• INSTRUCTIONS FOR THE TASK: Write each line out exactly, leaving none out.

Collected data
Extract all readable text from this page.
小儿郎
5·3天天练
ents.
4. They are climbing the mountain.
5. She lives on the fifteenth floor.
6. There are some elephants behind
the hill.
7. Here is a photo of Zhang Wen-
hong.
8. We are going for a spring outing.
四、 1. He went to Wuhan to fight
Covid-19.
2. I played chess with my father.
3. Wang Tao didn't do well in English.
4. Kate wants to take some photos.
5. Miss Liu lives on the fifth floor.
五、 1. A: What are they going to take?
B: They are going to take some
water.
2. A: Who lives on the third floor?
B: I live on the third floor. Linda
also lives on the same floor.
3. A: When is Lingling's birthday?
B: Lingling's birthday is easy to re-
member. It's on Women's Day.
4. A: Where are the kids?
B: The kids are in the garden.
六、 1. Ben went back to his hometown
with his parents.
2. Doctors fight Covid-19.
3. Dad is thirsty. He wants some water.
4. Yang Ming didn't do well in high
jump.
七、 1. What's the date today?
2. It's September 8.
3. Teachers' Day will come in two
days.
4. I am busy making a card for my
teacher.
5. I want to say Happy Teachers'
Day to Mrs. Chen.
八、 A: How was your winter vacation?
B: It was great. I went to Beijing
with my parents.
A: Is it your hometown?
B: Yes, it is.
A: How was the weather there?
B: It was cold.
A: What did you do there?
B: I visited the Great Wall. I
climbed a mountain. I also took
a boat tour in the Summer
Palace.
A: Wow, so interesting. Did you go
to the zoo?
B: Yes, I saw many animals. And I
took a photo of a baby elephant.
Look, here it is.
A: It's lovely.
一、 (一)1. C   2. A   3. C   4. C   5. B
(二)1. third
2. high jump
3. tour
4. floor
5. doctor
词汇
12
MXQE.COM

• RESULT:
Extract all readable text from this page.
小儿郎
5·3天天练
ents.
4. They are climbing the mountain.
5. She lives on the fifteenth floor.
6. There are some elephants behind
the hill.
7. Here is a photo of Zhang Wen-
hong.
8. We are going for a spring outing.
四、 1. He went to Wuhan to fight
Covid-19.
2. I played chess with my father.
3. Wang Tao didn't do well in English.
4. Kate wants to take some photos.
5. Miss Liu lives on the fifth floor.
五、 1. A: What are they going to take?
B: They are going to take some
water.
2. A: Who lives on the third floor?
B: I live on the third floor. Linda
also lives on the same floor.
3. A: When is Lingling's birthday?
B: Lingling's birthday is easy to re-
member. It's on Women's Day.
4. A: Where are the kids?
B: The kids are in the garden.
六、 1. Ben went back to his hometown
with his parents.
2. Doctors fight Covid-19.
3. Dad is thirsty. He wants some water.
4. Yang Ming didn't do well in high
jump.
七、 1. What's the date today?
2. It's September 8.
3. Teachers' Day will come in two
days.
4. I am busy making a card for my
teacher.
5. I want to say Happy Teachers'
Day to Mrs. Chen.
八、 A: How was your winter vacation?
B: It was great. I went to Beijing
with my parents.
A: Is it your hometown?
B: Yes, it is.
A: How was the weather there?
B: It was cold.
A: What did you do there?
B: I visited the Great Wall. I
climbed a mountain. I also took
a boat tour in the Summer
Palace.
A: Wow, so interesting. Did you go
to the zoo?
B: Yes, I saw many animals. And I
took a photo of a baby elephant.
Look, here it is.
A: It's lovely.
一、 (一)1. C   2. A   3. C   4. C   5. B
(二)1. third
2. high jump
3. tour
4. floor
5. doctor
词汇
12
MXQE.COM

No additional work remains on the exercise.